Task goal.
Copy every line of the following data that includes the string "MetaQuotes".

::::::::

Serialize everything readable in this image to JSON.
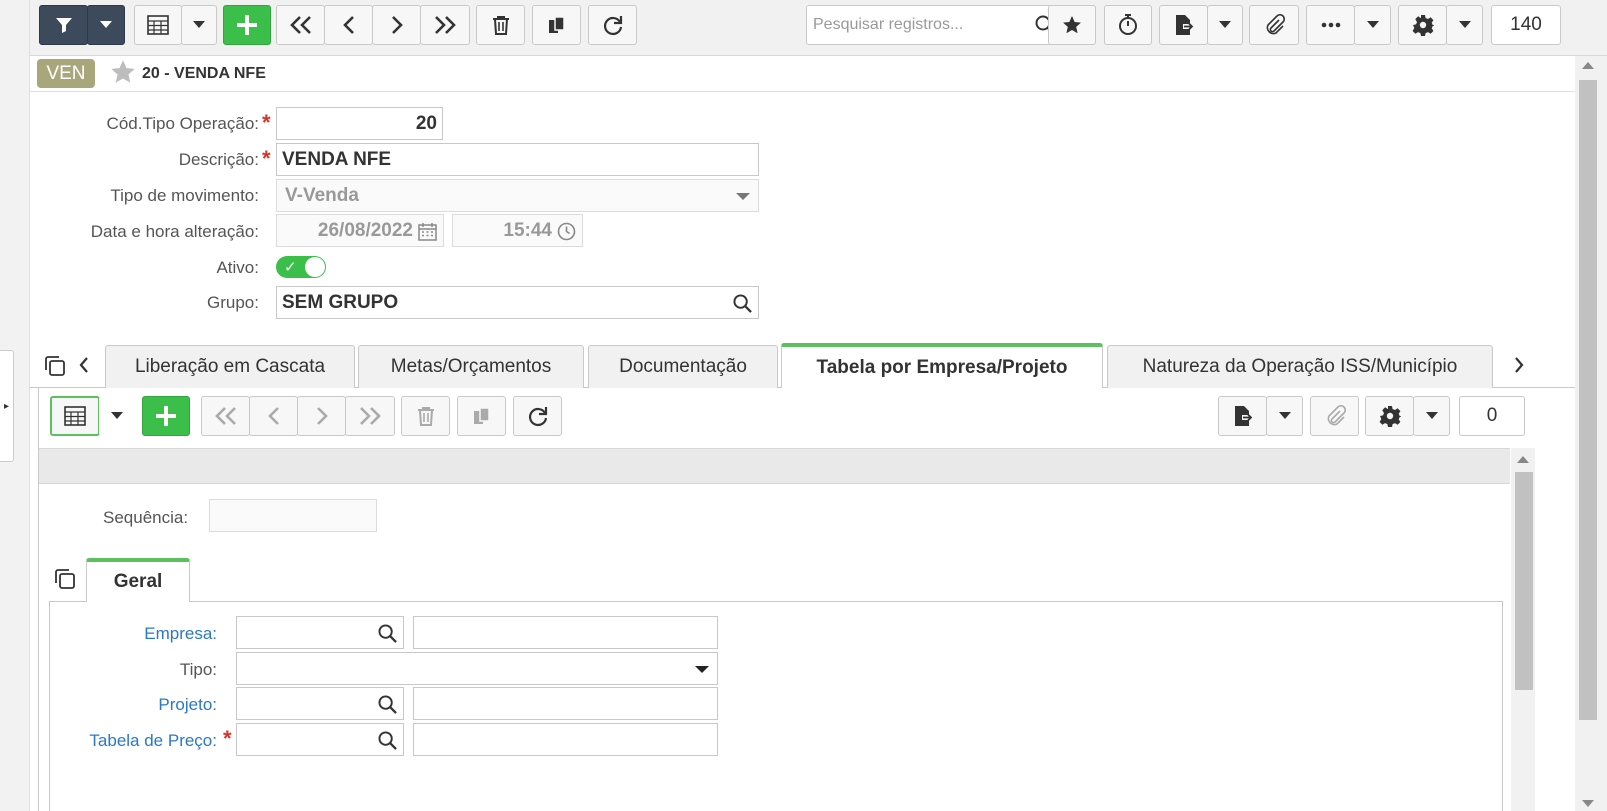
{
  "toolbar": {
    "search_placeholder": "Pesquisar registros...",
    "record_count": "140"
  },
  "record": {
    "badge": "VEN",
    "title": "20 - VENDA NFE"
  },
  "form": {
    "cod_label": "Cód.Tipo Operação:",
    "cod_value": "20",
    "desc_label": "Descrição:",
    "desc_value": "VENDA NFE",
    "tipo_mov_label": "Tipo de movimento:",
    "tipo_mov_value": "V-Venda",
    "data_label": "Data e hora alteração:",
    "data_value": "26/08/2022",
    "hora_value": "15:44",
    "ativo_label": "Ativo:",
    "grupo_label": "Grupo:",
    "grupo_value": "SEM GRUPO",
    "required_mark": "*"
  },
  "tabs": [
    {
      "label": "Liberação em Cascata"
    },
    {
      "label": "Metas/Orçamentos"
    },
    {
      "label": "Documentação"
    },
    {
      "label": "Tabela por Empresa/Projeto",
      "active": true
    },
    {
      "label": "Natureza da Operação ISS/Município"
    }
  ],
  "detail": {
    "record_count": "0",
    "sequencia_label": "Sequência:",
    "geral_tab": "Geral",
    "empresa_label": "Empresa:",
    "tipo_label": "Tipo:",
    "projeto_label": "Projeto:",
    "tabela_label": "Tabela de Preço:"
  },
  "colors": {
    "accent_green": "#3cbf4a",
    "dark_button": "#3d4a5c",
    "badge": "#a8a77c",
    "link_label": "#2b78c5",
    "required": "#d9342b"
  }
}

::::::::

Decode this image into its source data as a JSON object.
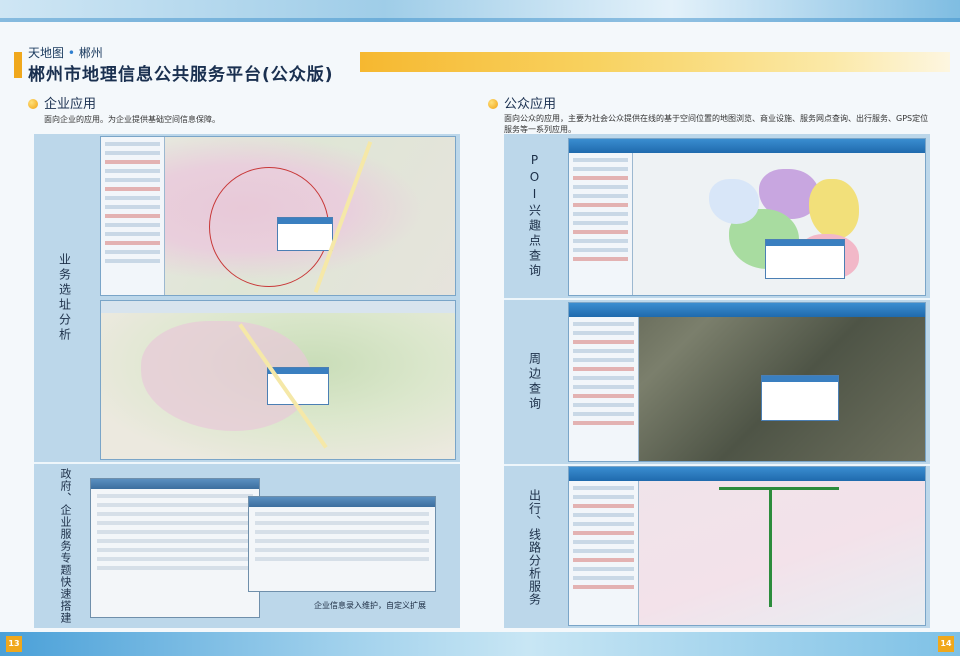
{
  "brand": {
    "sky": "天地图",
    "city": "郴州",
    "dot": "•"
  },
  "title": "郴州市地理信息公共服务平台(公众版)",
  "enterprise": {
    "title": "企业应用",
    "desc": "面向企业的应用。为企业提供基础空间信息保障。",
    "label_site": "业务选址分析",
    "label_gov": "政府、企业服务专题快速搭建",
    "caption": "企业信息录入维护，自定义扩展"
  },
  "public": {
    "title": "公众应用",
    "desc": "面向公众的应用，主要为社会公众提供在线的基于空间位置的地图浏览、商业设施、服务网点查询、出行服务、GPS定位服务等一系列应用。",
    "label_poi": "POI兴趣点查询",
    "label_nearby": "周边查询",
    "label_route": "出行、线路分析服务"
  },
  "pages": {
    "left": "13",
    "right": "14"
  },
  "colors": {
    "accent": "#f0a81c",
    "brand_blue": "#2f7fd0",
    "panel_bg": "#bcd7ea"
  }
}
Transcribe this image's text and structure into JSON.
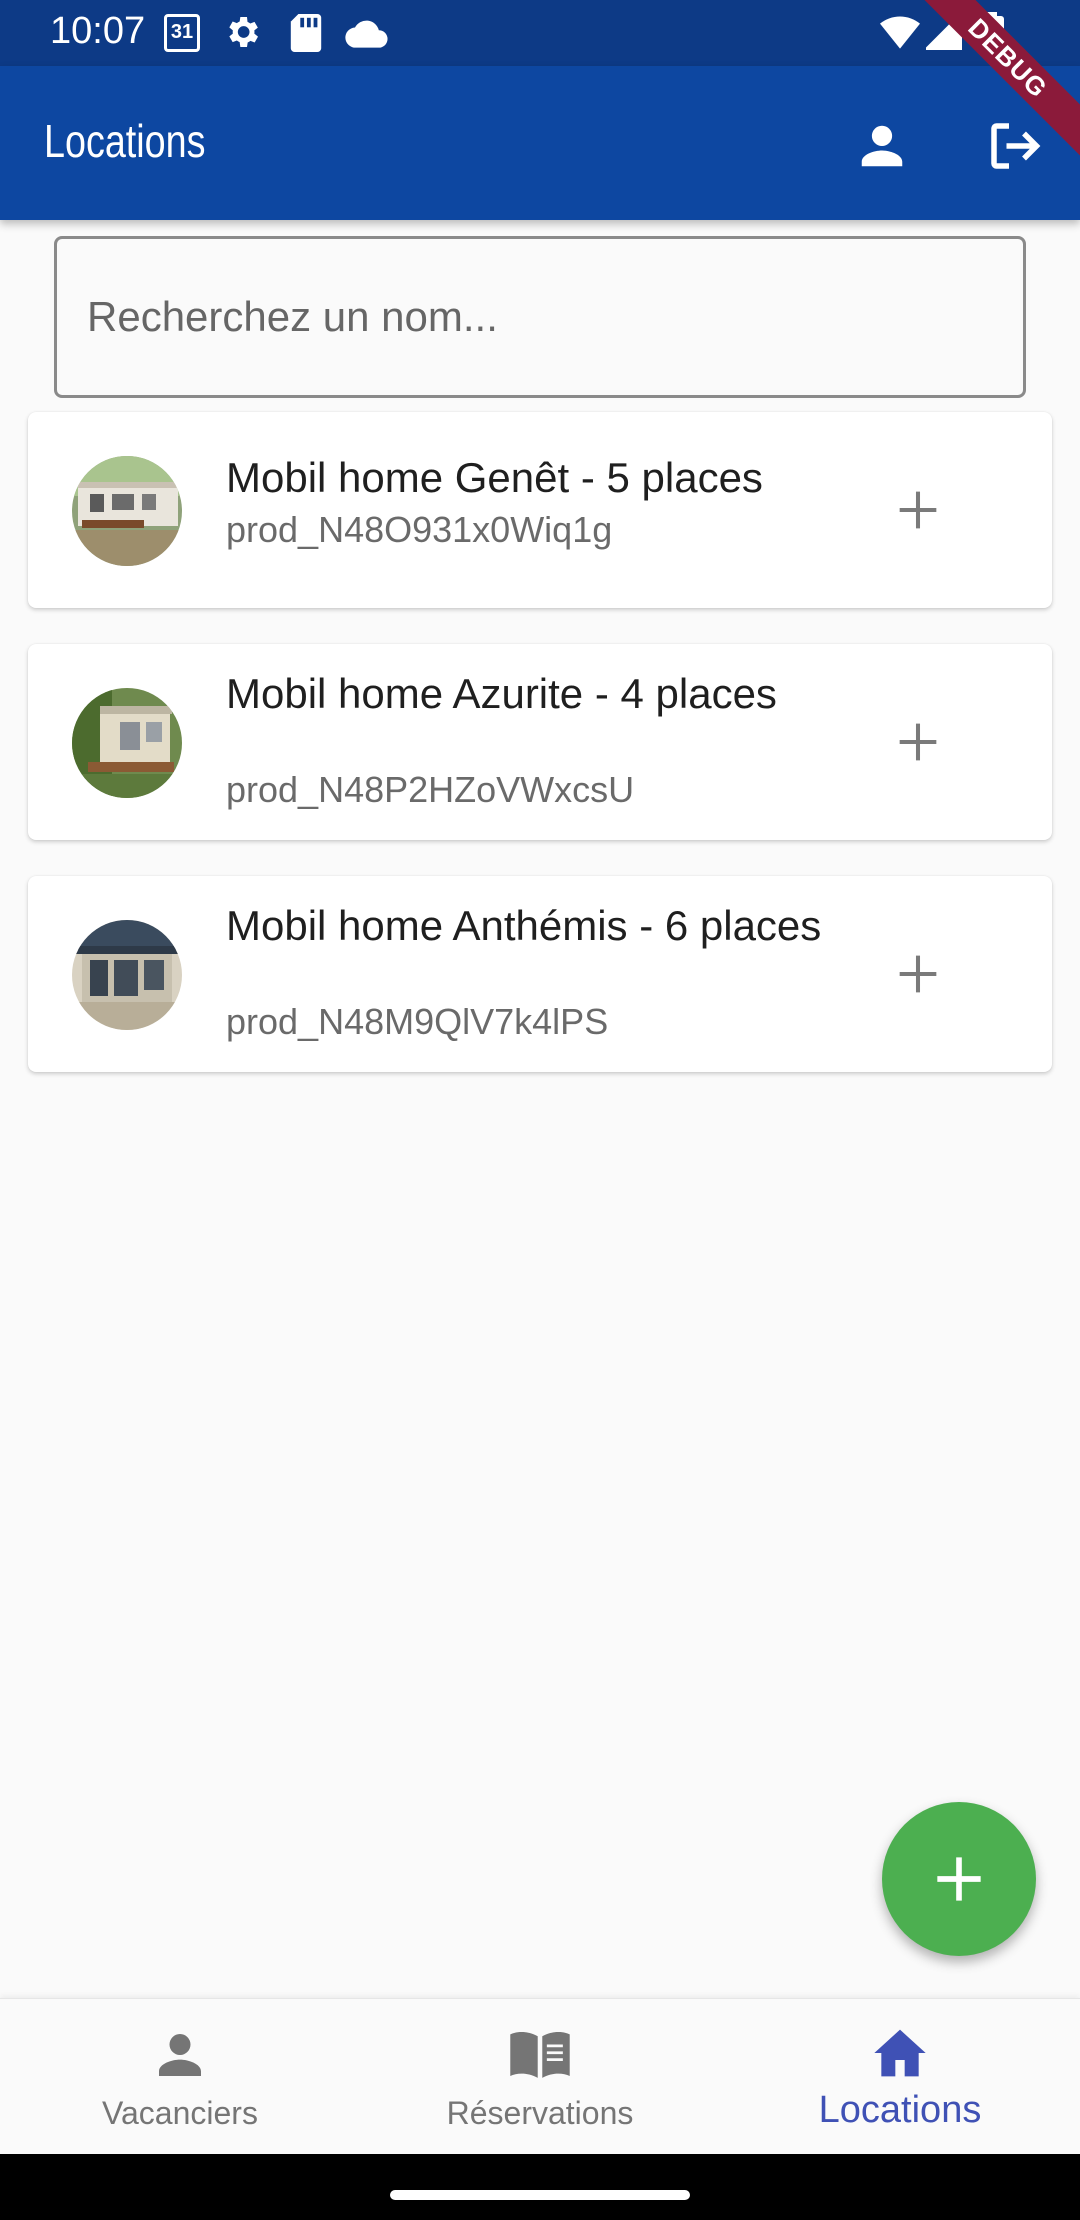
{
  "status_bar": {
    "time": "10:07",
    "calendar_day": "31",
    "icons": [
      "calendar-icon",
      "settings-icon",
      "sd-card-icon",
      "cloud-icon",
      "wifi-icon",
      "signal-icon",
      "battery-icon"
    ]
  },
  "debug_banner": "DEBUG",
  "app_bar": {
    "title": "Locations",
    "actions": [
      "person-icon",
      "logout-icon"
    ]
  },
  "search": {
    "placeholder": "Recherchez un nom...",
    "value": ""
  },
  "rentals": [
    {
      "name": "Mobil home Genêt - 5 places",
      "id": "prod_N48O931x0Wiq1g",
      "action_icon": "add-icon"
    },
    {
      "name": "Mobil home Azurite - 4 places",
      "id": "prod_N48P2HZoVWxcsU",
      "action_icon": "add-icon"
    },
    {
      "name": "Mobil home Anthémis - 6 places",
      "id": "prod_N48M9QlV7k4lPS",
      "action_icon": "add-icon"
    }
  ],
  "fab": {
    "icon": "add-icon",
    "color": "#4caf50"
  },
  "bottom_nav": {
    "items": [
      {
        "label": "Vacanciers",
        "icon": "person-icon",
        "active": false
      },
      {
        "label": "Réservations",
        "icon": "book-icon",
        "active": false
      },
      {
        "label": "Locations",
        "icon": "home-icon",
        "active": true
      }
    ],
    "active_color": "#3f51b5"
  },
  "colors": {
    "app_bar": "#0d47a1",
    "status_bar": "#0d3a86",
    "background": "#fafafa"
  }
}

::::::::

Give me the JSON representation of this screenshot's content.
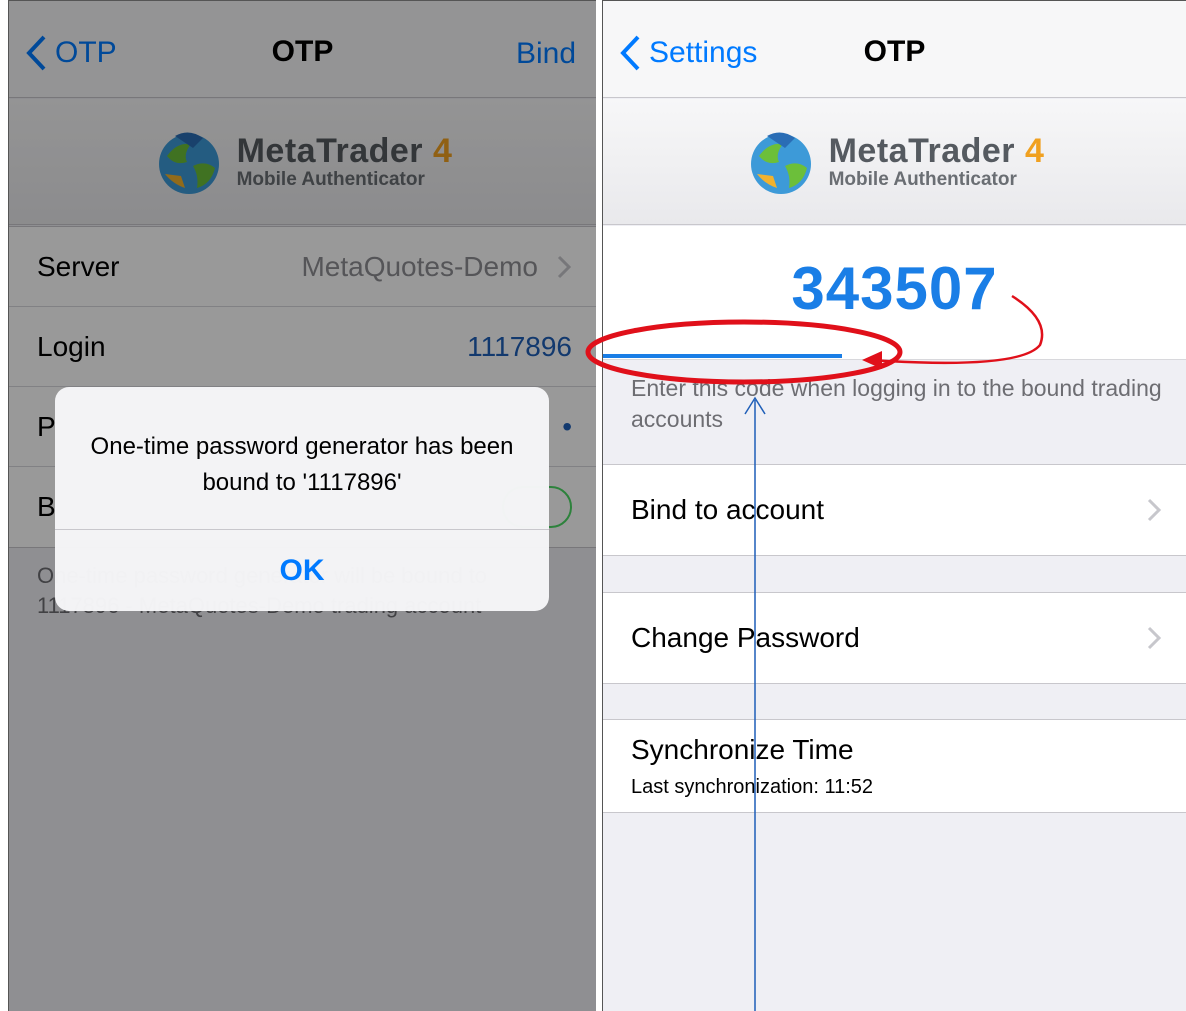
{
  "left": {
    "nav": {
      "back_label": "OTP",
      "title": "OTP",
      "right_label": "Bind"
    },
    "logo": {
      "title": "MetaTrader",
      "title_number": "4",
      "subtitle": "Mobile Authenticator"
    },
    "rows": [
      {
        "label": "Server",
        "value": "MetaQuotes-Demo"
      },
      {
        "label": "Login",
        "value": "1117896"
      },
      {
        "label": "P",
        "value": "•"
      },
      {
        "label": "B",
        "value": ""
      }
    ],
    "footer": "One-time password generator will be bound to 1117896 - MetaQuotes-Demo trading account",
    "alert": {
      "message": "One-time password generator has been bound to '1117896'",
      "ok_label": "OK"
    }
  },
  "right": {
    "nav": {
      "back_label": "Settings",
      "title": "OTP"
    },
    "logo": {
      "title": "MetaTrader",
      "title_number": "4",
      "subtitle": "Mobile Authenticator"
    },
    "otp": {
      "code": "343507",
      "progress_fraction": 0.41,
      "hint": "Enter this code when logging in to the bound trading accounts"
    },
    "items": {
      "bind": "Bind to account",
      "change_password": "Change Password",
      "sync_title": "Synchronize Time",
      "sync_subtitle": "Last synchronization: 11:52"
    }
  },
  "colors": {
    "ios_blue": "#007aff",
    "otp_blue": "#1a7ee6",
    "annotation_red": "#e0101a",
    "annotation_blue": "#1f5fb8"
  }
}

::::::::

Complete answer.
        "value": "MetaQuotes-Demo"
    "footer": "One-time password generator will be bound to 1117896 - MetaQuotes-Demo trading account",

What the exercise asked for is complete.